Task brief: Using the records provided below, locate and copy each line that contains the word "Mega".

── Source data

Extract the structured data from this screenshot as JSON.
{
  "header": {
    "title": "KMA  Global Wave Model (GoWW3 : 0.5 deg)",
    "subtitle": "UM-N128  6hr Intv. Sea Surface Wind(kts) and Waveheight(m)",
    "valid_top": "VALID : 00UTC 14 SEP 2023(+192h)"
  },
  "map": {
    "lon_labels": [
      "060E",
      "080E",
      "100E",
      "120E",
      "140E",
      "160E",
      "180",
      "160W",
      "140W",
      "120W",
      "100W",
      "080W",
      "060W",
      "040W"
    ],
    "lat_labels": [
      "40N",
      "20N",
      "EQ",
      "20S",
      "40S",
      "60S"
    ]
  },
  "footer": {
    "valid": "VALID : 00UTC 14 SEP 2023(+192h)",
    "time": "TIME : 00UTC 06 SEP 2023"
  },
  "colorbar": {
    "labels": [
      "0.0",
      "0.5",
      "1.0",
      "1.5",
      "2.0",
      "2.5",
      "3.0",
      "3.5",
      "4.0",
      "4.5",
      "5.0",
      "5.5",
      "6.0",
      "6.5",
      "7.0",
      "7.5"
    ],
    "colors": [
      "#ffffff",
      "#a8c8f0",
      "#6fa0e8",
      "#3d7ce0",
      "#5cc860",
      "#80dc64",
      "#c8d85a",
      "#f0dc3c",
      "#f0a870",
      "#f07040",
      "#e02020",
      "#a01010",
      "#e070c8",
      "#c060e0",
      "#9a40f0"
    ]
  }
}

────
── Source data

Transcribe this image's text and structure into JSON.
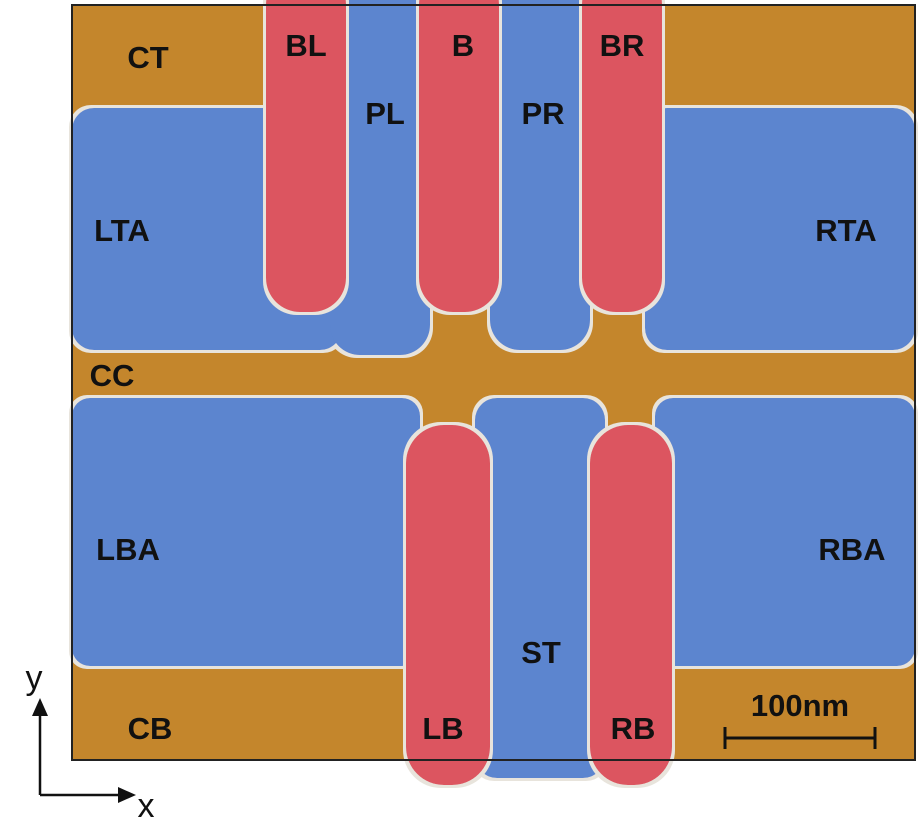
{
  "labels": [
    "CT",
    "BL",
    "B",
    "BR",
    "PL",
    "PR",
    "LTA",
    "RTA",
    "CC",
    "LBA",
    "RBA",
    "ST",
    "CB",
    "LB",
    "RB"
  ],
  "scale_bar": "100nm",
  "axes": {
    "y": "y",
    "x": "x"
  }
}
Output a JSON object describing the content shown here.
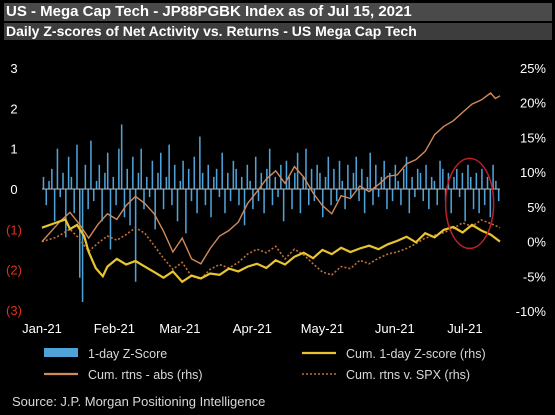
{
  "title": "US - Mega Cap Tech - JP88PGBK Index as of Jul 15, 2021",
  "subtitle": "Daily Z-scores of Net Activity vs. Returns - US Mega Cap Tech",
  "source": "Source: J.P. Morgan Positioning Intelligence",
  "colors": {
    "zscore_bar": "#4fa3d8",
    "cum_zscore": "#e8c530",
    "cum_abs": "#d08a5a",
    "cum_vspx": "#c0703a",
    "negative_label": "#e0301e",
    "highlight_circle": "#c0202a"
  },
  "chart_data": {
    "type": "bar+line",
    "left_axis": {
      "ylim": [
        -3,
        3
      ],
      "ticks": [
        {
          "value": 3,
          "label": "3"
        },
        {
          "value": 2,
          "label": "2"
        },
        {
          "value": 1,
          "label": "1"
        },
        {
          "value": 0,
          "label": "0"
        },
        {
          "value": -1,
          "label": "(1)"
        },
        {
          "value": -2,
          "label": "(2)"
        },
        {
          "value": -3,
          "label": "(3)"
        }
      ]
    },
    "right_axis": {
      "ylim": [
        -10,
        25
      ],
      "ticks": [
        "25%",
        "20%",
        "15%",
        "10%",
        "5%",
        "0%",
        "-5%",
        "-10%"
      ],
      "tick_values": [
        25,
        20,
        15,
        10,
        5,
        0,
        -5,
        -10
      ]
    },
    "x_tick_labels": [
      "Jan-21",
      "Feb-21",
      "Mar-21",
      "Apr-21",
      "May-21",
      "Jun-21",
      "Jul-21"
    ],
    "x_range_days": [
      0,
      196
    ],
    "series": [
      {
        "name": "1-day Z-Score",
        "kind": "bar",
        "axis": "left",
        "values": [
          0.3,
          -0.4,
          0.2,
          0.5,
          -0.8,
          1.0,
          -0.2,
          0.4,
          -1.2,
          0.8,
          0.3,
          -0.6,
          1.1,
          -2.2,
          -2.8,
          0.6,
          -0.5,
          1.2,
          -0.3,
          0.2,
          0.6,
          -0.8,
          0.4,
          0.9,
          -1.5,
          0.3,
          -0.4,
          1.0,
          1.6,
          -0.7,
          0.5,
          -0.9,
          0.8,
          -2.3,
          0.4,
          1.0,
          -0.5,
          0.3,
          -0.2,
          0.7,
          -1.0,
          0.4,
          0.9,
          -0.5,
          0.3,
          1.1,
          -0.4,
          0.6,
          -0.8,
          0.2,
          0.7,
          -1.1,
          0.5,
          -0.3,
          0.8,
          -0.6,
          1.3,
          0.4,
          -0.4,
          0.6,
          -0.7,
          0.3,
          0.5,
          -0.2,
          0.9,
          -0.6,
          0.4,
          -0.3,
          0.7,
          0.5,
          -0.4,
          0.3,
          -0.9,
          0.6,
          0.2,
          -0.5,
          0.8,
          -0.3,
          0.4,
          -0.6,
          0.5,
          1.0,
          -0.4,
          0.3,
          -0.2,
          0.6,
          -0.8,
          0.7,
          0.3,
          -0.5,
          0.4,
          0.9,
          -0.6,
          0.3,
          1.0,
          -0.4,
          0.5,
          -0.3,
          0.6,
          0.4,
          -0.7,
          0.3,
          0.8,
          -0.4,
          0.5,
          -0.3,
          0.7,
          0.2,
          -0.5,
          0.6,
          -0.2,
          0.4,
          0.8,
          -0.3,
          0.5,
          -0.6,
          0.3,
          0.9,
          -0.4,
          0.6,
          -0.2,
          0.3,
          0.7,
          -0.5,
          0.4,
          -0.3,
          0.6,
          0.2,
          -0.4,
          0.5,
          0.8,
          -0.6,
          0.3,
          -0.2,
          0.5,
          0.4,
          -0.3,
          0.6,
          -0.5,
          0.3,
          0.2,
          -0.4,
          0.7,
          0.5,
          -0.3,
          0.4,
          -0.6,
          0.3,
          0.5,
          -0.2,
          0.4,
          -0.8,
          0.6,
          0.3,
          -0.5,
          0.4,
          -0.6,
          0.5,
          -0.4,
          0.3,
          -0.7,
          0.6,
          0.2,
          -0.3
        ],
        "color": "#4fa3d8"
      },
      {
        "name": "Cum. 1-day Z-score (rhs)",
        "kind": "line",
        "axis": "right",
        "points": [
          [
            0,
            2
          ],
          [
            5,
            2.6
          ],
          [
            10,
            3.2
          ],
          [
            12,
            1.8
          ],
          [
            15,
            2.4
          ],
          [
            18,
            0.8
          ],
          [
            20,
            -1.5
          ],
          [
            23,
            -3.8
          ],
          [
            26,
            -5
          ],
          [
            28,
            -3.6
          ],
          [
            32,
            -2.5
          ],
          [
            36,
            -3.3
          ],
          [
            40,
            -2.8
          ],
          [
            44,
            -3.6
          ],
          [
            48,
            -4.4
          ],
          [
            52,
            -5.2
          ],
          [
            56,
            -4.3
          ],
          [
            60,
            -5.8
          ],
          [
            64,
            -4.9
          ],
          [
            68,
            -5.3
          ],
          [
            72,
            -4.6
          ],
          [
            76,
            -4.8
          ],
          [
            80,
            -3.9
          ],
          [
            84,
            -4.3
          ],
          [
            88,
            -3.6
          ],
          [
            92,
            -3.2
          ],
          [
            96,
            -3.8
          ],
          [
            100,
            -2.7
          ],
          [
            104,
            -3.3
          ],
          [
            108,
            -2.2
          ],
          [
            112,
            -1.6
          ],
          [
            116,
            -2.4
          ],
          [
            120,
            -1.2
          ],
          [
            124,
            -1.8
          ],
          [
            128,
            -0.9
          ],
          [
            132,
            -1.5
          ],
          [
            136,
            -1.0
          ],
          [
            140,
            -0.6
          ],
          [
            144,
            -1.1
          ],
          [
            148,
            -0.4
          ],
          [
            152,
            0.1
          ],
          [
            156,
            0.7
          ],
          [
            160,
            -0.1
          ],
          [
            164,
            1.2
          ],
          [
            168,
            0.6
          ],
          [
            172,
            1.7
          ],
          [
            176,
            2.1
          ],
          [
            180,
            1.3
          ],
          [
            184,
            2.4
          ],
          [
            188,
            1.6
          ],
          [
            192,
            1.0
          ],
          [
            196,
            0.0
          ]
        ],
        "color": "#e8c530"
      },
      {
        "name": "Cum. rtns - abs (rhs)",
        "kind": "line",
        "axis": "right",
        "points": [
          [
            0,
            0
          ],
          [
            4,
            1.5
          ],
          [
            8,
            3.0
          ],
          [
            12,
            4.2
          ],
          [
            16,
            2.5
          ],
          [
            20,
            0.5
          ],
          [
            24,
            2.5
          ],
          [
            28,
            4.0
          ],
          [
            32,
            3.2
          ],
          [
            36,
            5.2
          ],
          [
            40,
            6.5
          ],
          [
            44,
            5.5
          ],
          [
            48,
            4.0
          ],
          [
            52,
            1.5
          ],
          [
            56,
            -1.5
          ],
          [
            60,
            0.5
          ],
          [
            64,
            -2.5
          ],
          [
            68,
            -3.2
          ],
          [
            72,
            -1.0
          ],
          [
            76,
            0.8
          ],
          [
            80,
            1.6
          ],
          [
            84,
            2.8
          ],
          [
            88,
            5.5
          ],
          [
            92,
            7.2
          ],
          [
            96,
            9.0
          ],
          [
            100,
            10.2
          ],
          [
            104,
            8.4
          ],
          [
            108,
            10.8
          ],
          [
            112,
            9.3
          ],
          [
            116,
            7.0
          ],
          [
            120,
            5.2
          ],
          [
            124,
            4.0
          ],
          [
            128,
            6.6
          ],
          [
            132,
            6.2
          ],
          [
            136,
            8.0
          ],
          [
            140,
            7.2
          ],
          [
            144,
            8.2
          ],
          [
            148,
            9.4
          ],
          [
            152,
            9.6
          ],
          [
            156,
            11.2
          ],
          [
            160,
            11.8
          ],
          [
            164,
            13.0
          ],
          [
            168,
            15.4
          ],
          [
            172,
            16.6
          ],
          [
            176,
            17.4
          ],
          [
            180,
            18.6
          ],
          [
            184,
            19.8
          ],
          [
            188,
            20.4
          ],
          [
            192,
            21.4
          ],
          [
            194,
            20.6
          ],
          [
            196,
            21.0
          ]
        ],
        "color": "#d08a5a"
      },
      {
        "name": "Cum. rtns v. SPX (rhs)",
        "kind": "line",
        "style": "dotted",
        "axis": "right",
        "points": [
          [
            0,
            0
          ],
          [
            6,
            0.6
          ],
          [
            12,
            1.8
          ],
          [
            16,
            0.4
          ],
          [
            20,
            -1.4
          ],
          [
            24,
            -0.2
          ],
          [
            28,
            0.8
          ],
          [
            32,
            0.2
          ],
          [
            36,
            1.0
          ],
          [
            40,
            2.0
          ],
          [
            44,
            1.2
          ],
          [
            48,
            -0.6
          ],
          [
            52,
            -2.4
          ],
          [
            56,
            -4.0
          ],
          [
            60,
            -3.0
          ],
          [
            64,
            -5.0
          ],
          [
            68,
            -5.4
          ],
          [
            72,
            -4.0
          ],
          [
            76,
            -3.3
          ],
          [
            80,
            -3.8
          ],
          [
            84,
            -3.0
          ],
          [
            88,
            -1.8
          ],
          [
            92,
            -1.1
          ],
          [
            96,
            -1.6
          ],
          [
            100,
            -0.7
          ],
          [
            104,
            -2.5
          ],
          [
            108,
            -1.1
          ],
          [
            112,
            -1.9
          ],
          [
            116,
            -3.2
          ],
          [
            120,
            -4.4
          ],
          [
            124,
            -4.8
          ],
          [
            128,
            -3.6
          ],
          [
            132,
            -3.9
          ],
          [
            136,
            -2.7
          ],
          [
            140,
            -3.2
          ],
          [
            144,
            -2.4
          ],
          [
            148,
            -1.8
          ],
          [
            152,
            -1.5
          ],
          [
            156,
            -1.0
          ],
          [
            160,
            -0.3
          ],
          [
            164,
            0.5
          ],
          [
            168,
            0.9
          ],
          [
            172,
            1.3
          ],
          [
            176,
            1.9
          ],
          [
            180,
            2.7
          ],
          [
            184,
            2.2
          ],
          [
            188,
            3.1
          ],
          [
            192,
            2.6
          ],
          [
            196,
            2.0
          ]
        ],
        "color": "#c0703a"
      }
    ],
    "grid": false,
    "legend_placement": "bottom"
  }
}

────

The reply:
  "title": "US - Mega Cap Tech - JP88PGBK Index as of Jul 15, 2021",
  "subtitle": "Daily Z-scores of Net Activity vs. Returns - US Mega Cap Tech",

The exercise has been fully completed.